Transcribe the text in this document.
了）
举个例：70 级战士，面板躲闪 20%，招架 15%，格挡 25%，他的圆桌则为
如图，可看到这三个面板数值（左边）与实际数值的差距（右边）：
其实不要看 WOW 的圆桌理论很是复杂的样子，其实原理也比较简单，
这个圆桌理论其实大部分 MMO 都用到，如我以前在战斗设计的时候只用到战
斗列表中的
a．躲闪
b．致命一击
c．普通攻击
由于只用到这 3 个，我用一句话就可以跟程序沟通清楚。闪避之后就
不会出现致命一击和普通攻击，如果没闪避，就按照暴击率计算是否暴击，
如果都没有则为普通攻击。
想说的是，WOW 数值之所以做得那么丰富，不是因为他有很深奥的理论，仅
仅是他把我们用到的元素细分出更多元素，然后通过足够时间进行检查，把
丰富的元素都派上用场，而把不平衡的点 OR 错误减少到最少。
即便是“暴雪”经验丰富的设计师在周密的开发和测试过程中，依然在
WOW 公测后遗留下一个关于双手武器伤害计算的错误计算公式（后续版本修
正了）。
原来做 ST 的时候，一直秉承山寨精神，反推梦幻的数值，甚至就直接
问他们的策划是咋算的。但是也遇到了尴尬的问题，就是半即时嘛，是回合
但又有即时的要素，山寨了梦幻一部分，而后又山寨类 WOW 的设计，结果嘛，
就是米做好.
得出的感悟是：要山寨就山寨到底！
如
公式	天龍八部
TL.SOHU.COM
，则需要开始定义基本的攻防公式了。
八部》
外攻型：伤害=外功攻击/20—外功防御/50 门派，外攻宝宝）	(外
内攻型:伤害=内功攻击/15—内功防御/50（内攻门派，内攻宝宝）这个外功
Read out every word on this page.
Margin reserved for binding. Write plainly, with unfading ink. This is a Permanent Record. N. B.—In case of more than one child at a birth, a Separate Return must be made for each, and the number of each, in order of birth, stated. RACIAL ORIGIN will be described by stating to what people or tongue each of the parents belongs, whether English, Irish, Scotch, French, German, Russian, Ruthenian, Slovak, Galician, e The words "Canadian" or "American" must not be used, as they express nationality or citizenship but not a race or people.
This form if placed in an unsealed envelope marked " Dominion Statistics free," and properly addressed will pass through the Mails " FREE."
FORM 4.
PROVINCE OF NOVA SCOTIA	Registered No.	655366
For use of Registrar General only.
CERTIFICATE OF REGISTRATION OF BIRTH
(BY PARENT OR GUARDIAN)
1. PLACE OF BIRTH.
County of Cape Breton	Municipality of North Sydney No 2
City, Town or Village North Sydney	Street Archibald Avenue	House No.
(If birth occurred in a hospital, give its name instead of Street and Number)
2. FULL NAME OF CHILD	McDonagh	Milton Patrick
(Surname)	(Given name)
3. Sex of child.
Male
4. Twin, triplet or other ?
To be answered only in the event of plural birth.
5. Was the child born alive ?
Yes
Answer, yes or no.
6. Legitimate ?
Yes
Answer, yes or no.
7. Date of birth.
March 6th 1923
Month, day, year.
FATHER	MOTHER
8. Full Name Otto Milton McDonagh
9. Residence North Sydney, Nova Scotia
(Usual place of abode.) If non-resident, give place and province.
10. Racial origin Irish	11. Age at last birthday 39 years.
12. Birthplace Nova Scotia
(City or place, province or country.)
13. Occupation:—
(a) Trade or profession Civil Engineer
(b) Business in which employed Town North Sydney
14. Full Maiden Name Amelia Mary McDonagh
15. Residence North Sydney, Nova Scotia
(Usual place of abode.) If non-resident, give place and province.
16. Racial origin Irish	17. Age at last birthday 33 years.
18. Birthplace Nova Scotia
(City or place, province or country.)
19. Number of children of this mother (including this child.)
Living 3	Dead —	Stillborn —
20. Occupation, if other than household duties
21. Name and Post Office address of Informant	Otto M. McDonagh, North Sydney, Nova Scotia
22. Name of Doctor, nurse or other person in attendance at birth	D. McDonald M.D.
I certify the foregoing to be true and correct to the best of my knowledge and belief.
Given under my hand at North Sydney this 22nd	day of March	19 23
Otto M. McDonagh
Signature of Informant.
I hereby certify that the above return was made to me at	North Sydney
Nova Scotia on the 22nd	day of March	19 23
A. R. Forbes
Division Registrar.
***
# Problem:
Pull out every line in the material above where "Registrar" occurs.

# The completed task:
For use of Registrar General only.
Division Registrar.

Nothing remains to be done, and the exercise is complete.